### OBJECTIVE
What follows is a block of records; reproduce all of it verbatim.

### PROVIDED ENTRIES
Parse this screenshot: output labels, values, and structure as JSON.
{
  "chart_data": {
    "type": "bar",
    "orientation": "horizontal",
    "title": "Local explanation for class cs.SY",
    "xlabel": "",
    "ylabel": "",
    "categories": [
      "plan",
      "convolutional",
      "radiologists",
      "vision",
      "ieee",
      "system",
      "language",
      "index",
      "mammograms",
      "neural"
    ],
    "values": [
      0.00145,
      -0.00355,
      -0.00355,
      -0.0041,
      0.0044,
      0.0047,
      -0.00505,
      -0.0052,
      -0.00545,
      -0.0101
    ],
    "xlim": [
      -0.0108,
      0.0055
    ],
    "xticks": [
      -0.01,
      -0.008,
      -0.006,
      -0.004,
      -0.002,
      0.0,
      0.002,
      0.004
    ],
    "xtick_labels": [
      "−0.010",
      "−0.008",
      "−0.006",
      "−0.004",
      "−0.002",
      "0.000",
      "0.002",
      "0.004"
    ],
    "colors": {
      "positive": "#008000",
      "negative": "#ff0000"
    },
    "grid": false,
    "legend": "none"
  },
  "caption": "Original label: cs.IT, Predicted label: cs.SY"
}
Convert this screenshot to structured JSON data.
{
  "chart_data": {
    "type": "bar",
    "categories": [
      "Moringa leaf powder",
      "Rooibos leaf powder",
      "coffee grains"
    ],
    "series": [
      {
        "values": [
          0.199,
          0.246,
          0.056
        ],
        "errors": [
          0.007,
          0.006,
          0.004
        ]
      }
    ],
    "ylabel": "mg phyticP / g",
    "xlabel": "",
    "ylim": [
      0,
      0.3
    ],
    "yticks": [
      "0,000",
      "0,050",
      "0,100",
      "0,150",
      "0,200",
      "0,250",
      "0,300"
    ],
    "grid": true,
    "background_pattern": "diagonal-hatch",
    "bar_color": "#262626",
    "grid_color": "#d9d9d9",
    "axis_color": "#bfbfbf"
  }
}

### OUTPUT FOR THIS TASK
Parse this screenshot: output labels, values, and structure as JSON.
{
  "chart_data": {
    "type": "bar",
    "orientation": "horizontal",
    "title": "Local explanation for class cs.SY",
    "xlabel": "",
    "ylabel": "",
    "categories": [
      "plan",
      "convolutional",
      "radiologists",
      "vision",
      "ieee",
      "system",
      "language",
      "index",
      "mammograms",
      "neural"
    ],
    "values": [
      0.00145,
      -0.00355,
      -0.00355,
      -0.0041,
      0.0044,
      0.0047,
      -0.00505,
      -0.0052,
      -0.00545,
      -0.0101
    ],
    "xlim": [
      -0.0108,
      0.0055
    ],
    "xticks": [
      -0.01,
      -0.008,
      -0.006,
      -0.004,
      -0.002,
      0.0,
      0.002,
      0.004
    ],
    "xtick_labels": [
      "−0.010",
      "−0.008",
      "−0.006",
      "−0.004",
      "−0.002",
      "0.000",
      "0.002",
      "0.004"
    ],
    "colors": {
      "positive": "#008000",
      "negative": "#ff0000"
    },
    "grid": false,
    "legend": "none"
  },
  "caption": "Original label: cs.IT, Predicted label: cs.SY"
}
Convert this screenshot to structured JSON data.
{
  "chart_data": {
    "type": "bar",
    "categories": [
      "Moringa leaf powder",
      "Rooibos leaf powder",
      "coffee grains"
    ],
    "series": [
      {
        "values": [
          0.199,
          0.246,
          0.056
        ],
        "errors": [
          0.007,
          0.006,
          0.004
        ]
      }
    ],
    "ylabel": "mg phyticP / g",
    "xlabel": "",
    "ylim": [
      0,
      0.3
    ],
    "yticks": [
      "0,000",
      "0,050",
      "0,100",
      "0,150",
      "0,200",
      "0,250",
      "0,300"
    ],
    "grid": true,
    "background_pattern": "diagonal-hatch",
    "bar_color": "#262626",
    "grid_color": "#d9d9d9",
    "axis_color": "#bfbfbf"
  }
}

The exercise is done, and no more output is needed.